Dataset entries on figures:
START
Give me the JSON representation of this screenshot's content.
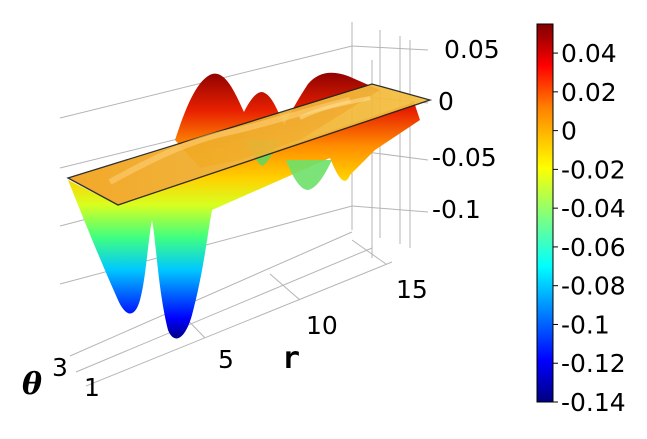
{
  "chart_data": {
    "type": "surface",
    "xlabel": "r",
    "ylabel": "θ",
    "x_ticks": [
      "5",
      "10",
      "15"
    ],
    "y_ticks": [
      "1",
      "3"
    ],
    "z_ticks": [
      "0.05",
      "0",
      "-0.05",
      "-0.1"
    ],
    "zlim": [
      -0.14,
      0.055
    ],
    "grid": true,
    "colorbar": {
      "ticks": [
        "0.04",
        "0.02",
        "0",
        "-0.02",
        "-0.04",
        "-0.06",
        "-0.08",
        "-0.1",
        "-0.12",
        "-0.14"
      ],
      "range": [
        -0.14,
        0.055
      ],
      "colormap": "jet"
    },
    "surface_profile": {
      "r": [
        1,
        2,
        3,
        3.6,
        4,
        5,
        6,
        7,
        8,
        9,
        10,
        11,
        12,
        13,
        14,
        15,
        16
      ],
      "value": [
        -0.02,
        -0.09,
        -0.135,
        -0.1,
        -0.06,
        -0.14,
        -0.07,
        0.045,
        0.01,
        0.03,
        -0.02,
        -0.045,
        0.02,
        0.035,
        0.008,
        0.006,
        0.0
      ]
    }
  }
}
END
START
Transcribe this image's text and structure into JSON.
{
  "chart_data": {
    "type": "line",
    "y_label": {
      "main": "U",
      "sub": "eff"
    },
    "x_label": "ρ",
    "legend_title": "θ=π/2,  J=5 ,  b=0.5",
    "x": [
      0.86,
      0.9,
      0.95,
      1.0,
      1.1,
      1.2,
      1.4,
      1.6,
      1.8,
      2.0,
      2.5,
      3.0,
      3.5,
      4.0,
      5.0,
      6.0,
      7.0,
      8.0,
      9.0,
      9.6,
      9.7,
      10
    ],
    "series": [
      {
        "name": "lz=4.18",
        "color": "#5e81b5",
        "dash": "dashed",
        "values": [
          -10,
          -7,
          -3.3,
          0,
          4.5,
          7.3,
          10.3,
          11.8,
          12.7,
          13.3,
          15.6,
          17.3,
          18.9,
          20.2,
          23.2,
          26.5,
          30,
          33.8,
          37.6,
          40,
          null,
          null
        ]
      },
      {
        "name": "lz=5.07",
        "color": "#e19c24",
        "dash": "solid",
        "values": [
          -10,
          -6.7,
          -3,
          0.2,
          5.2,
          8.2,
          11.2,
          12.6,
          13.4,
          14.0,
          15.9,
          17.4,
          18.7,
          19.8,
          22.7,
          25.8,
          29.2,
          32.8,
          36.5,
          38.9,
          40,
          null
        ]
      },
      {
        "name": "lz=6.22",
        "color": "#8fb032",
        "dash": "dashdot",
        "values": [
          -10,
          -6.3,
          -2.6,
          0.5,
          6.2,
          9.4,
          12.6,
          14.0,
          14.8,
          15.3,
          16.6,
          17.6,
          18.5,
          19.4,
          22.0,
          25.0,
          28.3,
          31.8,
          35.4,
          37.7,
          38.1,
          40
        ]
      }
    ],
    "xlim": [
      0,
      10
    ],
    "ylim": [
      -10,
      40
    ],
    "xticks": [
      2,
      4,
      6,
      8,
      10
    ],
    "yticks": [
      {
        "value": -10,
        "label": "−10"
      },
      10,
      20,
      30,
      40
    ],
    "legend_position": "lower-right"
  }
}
END
_The problem_:
List each line in the listing that contains the string "dash".

_The reply_:
        "dash": "dashed",
        "dash": "solid",
        "dash": "dashdot",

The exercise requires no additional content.